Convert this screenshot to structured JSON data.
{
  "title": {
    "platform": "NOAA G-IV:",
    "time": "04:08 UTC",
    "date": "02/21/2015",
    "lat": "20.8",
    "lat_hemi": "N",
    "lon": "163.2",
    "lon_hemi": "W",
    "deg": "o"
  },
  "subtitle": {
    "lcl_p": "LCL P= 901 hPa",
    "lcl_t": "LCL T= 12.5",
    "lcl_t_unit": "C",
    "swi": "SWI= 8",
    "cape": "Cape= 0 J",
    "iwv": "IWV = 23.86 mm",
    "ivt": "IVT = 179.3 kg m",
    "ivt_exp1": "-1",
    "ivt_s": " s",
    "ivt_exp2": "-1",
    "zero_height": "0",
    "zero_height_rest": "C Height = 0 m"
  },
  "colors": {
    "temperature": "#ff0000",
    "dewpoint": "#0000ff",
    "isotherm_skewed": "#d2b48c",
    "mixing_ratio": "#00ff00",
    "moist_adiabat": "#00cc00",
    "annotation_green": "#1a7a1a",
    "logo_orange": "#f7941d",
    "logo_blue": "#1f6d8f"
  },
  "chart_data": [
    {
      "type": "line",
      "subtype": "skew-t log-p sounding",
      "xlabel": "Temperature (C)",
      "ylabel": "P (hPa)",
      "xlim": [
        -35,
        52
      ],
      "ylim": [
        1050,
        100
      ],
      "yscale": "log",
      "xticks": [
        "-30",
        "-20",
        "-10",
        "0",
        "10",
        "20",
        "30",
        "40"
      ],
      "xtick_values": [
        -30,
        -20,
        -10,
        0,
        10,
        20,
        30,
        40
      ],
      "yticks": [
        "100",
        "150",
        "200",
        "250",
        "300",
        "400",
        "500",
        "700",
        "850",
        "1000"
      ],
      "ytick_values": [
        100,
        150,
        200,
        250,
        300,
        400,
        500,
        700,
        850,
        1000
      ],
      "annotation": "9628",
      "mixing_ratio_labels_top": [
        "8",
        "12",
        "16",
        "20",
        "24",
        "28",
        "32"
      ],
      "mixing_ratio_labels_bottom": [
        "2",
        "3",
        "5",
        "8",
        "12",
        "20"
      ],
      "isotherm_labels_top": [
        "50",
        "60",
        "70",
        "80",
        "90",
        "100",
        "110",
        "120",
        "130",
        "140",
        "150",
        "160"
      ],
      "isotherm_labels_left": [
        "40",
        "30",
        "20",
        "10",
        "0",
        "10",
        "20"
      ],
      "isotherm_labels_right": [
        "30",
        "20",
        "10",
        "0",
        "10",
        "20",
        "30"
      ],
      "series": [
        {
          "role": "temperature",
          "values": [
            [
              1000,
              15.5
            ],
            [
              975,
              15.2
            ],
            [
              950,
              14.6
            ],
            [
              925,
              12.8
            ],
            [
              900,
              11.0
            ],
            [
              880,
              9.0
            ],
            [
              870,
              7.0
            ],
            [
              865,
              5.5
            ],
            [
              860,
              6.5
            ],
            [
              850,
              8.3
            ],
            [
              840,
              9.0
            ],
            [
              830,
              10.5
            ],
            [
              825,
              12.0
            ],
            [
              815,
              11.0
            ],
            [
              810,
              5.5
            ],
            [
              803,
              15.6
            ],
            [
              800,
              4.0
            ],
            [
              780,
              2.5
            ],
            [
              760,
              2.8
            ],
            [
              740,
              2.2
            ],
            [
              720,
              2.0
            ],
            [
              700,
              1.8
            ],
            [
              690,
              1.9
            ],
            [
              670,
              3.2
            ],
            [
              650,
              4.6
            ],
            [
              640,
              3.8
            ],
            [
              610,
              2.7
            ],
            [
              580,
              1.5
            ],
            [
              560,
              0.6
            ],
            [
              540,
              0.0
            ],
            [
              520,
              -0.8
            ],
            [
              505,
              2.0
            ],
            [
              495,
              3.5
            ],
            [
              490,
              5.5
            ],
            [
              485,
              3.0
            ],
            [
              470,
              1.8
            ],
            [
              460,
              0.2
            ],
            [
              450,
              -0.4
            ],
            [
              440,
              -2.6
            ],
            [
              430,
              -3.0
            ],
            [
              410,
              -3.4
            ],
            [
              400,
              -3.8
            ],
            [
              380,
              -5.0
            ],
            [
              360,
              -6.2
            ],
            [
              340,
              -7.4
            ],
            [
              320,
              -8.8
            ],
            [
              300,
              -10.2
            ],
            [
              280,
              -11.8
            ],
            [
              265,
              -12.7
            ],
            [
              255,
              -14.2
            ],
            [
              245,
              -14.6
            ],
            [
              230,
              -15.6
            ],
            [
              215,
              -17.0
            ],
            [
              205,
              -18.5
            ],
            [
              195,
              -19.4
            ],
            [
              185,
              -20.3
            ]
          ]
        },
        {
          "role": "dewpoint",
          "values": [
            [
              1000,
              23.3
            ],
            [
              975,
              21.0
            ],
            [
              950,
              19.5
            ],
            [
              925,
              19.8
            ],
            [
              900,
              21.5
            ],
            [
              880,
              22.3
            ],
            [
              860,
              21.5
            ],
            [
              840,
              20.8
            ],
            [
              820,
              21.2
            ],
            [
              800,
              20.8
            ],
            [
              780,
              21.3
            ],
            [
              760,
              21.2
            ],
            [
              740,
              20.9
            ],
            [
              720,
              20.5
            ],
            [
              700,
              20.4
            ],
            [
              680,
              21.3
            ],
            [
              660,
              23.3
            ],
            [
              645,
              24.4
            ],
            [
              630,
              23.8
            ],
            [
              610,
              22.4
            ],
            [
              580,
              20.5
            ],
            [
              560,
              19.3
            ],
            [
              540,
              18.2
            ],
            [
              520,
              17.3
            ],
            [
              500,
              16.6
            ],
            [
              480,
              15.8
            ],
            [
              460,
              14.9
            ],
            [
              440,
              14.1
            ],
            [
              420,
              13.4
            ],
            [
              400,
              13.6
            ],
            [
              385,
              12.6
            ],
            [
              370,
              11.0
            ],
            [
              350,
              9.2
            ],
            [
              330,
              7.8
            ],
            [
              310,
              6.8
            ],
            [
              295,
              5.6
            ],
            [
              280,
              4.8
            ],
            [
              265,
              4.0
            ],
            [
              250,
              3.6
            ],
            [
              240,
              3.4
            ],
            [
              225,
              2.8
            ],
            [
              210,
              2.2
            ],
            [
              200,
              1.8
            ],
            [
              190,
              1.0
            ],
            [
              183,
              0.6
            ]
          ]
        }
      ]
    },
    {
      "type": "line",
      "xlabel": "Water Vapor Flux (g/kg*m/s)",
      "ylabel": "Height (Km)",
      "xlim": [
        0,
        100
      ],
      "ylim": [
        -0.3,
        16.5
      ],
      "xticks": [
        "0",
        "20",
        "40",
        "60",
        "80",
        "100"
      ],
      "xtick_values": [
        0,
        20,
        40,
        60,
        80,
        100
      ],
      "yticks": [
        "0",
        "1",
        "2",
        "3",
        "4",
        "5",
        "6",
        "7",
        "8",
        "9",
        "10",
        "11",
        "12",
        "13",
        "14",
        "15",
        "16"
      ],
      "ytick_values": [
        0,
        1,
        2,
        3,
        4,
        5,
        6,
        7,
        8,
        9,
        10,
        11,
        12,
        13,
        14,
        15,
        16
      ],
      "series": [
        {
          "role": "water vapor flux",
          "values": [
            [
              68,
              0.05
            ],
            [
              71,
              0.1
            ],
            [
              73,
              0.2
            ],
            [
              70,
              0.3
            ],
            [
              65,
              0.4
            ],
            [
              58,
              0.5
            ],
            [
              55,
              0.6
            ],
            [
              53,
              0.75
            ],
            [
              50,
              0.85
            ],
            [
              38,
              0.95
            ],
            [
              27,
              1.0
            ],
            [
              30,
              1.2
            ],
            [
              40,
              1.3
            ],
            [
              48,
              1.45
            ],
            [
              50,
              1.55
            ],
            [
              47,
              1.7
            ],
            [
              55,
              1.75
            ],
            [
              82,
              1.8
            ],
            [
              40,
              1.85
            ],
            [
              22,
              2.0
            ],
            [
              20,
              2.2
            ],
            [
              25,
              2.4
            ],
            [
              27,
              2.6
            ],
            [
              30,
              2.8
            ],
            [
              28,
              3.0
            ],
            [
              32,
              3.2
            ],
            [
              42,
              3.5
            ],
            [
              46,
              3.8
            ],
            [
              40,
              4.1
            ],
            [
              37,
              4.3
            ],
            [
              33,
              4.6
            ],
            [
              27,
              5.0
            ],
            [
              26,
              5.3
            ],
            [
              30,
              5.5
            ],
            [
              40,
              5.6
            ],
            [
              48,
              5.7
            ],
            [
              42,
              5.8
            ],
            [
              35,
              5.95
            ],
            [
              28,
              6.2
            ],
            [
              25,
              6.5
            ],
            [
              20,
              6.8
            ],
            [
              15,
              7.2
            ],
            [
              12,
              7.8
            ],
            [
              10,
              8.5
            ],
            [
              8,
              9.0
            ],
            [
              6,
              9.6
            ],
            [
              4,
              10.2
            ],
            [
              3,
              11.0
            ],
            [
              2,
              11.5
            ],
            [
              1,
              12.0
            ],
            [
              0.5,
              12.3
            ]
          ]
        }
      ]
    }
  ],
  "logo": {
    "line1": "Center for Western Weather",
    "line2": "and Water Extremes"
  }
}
++++
> [What you have to do]
Of the lines in the listing, how many hold the word "xlabel"? Nothing but the number is needed.

> [Correct answer]
2